● **What this task involves**:
Return each line holding the string "direct".

[start]

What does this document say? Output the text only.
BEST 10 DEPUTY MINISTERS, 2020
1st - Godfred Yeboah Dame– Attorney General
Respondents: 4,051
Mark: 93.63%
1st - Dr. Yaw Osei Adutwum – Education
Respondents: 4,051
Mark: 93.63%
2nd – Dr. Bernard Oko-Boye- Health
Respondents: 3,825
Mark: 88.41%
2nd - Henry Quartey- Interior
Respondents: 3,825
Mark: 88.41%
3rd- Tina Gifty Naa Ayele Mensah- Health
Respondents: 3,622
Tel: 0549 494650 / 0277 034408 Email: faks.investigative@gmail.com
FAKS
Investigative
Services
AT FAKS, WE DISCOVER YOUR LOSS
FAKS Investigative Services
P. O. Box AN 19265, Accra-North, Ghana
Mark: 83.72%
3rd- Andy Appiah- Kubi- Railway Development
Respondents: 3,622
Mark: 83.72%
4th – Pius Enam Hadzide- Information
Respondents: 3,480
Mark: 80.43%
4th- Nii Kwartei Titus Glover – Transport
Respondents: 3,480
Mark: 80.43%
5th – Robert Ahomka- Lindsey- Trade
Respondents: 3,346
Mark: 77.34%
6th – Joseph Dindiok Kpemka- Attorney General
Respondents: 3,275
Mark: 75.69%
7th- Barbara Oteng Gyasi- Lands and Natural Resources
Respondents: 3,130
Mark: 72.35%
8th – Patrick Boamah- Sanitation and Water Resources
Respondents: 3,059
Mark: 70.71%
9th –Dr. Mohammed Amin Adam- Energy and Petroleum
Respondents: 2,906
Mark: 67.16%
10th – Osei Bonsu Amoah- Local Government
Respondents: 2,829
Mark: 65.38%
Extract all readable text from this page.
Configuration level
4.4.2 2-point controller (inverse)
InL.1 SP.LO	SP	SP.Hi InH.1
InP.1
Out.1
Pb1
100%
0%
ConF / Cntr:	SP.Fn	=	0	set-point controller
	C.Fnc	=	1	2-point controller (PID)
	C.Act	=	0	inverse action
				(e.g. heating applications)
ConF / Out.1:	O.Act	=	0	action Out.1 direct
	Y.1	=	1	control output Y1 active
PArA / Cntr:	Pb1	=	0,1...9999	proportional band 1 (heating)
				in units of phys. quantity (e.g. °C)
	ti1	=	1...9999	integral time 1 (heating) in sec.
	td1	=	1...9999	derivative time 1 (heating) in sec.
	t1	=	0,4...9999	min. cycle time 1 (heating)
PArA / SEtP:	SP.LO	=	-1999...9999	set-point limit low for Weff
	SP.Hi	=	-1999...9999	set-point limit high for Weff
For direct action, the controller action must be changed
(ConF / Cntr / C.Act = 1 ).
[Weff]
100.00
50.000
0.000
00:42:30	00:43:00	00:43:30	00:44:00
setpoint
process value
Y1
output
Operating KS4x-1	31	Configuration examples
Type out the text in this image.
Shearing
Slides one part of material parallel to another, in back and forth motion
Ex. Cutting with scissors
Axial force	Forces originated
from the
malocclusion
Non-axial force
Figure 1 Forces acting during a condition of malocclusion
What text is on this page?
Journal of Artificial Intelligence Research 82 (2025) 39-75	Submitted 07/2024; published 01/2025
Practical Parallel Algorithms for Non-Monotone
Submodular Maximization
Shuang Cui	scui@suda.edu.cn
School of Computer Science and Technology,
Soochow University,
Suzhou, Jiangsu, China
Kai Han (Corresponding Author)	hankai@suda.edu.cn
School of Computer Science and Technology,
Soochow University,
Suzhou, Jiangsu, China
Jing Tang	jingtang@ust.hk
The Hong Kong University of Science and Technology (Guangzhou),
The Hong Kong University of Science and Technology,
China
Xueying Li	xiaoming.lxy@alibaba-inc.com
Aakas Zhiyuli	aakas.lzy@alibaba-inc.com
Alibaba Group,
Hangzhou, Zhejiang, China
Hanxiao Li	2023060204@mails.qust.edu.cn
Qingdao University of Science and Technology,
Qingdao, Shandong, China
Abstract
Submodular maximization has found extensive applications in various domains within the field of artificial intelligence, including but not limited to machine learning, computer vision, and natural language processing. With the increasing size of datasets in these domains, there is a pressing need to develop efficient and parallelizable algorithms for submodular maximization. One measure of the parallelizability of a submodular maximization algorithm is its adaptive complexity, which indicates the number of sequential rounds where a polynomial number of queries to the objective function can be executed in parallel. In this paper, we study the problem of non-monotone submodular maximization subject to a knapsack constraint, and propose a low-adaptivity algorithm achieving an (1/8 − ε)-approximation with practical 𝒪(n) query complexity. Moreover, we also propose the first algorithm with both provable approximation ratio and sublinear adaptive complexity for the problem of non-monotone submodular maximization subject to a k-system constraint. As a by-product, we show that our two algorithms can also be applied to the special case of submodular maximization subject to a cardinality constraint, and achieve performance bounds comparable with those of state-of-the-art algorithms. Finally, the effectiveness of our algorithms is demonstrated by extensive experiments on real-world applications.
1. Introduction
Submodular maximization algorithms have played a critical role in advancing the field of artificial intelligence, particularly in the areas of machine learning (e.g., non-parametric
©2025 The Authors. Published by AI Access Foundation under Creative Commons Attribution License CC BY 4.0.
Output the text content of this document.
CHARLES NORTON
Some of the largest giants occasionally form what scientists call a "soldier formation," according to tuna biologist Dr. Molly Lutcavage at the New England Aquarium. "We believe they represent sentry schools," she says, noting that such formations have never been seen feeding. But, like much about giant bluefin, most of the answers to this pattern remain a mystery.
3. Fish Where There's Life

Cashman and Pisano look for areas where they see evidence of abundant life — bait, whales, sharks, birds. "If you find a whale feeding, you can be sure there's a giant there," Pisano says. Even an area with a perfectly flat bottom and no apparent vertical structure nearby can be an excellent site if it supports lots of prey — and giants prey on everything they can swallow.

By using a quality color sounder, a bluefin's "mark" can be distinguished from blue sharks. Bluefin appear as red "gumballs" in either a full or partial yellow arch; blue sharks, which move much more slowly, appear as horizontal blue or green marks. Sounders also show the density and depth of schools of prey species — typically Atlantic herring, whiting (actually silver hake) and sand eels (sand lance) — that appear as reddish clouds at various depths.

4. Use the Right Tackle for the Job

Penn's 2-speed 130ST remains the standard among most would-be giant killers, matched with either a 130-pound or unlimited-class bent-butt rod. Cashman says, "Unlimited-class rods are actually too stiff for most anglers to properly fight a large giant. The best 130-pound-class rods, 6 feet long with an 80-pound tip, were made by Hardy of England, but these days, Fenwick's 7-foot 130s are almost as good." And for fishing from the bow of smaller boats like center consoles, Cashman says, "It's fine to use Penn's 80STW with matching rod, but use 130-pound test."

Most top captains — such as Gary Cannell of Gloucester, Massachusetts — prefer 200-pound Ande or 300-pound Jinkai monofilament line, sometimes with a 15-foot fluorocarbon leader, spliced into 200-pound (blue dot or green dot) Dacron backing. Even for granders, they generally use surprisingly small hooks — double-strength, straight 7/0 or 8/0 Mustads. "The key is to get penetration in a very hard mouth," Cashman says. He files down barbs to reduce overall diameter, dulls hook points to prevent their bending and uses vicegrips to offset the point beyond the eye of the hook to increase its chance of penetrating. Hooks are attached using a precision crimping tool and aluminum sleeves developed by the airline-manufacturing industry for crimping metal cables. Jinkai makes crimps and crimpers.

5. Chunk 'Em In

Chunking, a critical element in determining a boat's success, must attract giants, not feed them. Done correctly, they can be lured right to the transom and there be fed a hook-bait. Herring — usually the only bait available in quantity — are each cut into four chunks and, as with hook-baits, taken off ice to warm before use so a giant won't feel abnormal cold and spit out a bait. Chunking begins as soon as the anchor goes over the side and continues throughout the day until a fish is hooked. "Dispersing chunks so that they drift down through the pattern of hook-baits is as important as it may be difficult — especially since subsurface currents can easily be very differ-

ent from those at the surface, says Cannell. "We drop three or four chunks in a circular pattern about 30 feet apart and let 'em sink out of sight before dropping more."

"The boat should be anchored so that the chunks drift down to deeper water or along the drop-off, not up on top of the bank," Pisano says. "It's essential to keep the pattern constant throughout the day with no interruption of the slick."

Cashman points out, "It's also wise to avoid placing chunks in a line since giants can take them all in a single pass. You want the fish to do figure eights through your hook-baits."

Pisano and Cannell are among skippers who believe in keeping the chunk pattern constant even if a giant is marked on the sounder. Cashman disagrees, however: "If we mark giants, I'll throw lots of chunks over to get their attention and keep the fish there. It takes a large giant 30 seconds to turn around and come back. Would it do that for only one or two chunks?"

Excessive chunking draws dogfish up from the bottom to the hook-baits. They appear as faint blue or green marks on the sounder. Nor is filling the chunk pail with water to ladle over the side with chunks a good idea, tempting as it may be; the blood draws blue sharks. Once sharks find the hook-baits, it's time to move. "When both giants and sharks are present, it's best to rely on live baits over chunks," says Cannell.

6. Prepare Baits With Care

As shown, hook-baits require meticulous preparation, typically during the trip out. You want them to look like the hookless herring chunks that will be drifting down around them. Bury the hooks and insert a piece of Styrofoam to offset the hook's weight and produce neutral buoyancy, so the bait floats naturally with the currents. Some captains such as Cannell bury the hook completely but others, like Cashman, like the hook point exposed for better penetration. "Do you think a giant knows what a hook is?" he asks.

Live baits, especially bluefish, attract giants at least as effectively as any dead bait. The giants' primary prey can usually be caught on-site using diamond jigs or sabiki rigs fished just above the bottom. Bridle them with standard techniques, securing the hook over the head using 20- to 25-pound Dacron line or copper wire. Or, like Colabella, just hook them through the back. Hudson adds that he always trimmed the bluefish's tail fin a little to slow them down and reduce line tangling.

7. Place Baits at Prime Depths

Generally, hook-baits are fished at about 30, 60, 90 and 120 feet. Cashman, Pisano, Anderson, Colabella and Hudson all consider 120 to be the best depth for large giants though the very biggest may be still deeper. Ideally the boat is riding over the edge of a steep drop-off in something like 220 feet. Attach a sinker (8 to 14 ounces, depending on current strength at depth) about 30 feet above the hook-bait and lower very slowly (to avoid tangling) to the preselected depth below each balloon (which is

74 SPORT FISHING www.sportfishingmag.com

[end]

● **The answer**:
ConF / Out.1:	O.Act	=	0	action Out.1 direct
For direct action, the controller action must be changed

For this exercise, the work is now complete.